— Start DATA LINES —
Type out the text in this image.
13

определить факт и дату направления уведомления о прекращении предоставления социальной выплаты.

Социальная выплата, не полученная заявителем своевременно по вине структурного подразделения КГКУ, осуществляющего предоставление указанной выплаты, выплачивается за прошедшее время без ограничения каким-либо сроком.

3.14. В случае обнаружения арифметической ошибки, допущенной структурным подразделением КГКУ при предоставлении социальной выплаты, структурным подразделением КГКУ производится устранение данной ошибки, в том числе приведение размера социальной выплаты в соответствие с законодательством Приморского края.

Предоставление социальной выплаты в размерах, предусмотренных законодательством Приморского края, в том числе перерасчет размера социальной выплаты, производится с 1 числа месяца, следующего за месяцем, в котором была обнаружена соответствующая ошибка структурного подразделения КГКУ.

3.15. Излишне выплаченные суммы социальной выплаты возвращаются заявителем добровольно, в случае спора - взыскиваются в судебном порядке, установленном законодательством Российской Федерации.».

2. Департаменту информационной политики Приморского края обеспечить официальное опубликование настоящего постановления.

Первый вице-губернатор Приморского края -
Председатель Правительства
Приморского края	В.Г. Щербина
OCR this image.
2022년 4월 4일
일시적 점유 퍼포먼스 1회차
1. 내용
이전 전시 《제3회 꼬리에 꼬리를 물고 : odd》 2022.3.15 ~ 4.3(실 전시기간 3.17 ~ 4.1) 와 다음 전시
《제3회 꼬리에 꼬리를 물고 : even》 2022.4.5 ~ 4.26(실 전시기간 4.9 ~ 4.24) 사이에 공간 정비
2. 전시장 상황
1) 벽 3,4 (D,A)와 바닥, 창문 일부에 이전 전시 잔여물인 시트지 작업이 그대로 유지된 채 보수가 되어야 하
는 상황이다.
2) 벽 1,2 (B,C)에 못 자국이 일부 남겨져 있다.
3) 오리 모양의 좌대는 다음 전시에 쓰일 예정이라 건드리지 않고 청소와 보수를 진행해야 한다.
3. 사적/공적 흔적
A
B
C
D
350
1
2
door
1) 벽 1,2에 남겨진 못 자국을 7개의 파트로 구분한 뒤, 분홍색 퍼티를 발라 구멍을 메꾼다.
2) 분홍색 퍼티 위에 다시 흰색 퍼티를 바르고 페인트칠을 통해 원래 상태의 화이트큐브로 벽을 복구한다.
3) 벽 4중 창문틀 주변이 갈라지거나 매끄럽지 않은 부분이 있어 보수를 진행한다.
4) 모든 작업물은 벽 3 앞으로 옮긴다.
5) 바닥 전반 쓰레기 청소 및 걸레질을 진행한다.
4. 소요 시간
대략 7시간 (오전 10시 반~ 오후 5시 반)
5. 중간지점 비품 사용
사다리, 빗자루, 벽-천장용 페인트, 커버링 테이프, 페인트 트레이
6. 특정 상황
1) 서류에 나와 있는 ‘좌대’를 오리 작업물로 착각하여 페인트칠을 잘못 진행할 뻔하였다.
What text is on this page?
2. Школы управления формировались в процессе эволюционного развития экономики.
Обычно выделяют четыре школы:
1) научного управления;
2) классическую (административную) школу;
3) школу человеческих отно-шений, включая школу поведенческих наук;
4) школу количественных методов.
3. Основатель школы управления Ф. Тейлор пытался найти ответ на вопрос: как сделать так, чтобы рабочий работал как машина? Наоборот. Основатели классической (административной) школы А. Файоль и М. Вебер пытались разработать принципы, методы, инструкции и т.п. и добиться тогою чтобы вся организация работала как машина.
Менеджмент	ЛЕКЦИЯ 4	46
— End DATA LINES —
• WHAT THE EXERCISE ASKS: Write all of the records out again exactly.

• THE COMPLETED TASK:
Type out the text in this image.
13

определить факт и дату направления уведомления о прекращении предоставления социальной выплаты.

Социальная выплата, не полученная заявителем своевременно по вине структурного подразделения КГКУ, осуществляющего предоставление указанной выплаты, выплачивается за прошедшее время без ограничения каким-либо сроком.

3.14. В случае обнаружения арифметической ошибки, допущенной структурным подразделением КГКУ при предоставлении социальной выплаты, структурным подразделением КГКУ производится устранение данной ошибки, в том числе приведение размера социальной выплаты в соответствие с законодательством Приморского края.

Предоставление социальной выплаты в размерах, предусмотренных законодательством Приморского края, в том числе перерасчет размера социальной выплаты, производится с 1 числа месяца, следующего за месяцем, в котором была обнаружена соответствующая ошибка структурного подразделения КГКУ.

3.15. Излишне выплаченные суммы социальной выплаты возвращаются заявителем добровольно, в случае спора - взыскиваются в судебном порядке, установленном законодательством Российской Федерации.».

2. Департаменту информационной политики Приморского края обеспечить официальное опубликование настоящего постановления.

Первый вице-губернатор Приморского края -
Председатель Правительства
Приморского края	В.Г. Щербина
OCR this image.
2022년 4월 4일
일시적 점유 퍼포먼스 1회차
1. 내용
이전 전시 《제3회 꼬리에 꼬리를 물고 : odd》 2022.3.15 ~ 4.3(실 전시기간 3.17 ~ 4.1) 와 다음 전시
《제3회 꼬리에 꼬리를 물고 : even》 2022.4.5 ~ 4.26(실 전시기간 4.9 ~ 4.24) 사이에 공간 정비
2. 전시장 상황
1) 벽 3,4 (D,A)와 바닥, 창문 일부에 이전 전시 잔여물인 시트지 작업이 그대로 유지된 채 보수가 되어야 하
는 상황이다.
2) 벽 1,2 (B,C)에 못 자국이 일부 남겨져 있다.
3) 오리 모양의 좌대는 다음 전시에 쓰일 예정이라 건드리지 않고 청소와 보수를 진행해야 한다.
3. 사적/공적 흔적
A
B
C
D
350
1
2
door
1) 벽 1,2에 남겨진 못 자국을 7개의 파트로 구분한 뒤, 분홍색 퍼티를 발라 구멍을 메꾼다.
2) 분홍색 퍼티 위에 다시 흰색 퍼티를 바르고 페인트칠을 통해 원래 상태의 화이트큐브로 벽을 복구한다.
3) 벽 4중 창문틀 주변이 갈라지거나 매끄럽지 않은 부분이 있어 보수를 진행한다.
4) 모든 작업물은 벽 3 앞으로 옮긴다.
5) 바닥 전반 쓰레기 청소 및 걸레질을 진행한다.
4. 소요 시간
대략 7시간 (오전 10시 반~ 오후 5시 반)
5. 중간지점 비품 사용
사다리, 빗자루, 벽-천장용 페인트, 커버링 테이프, 페인트 트레이
6. 특정 상황
1) 서류에 나와 있는 ‘좌대’를 오리 작업물로 착각하여 페인트칠을 잘못 진행할 뻔하였다.
What text is on this page?
2. Школы управления формировались в процессе эволюционного развития экономики.
Обычно выделяют четыре школы:
1) научного управления;
2) классическую (административную) школу;
3) школу человеческих отно-шений, включая школу поведенческих наук;
4) школу количественных методов.
3. Основатель школы управления Ф. Тейлор пытался найти ответ на вопрос: как сделать так, чтобы рабочий работал как машина? Наоборот. Основатели классической (административной) школы А. Файоль и М. Вебер пытались разработать принципы, методы, инструкции и т.п. и добиться тогою чтобы вся организация работала как машина.
Менеджмент	ЛЕКЦИЯ 4	46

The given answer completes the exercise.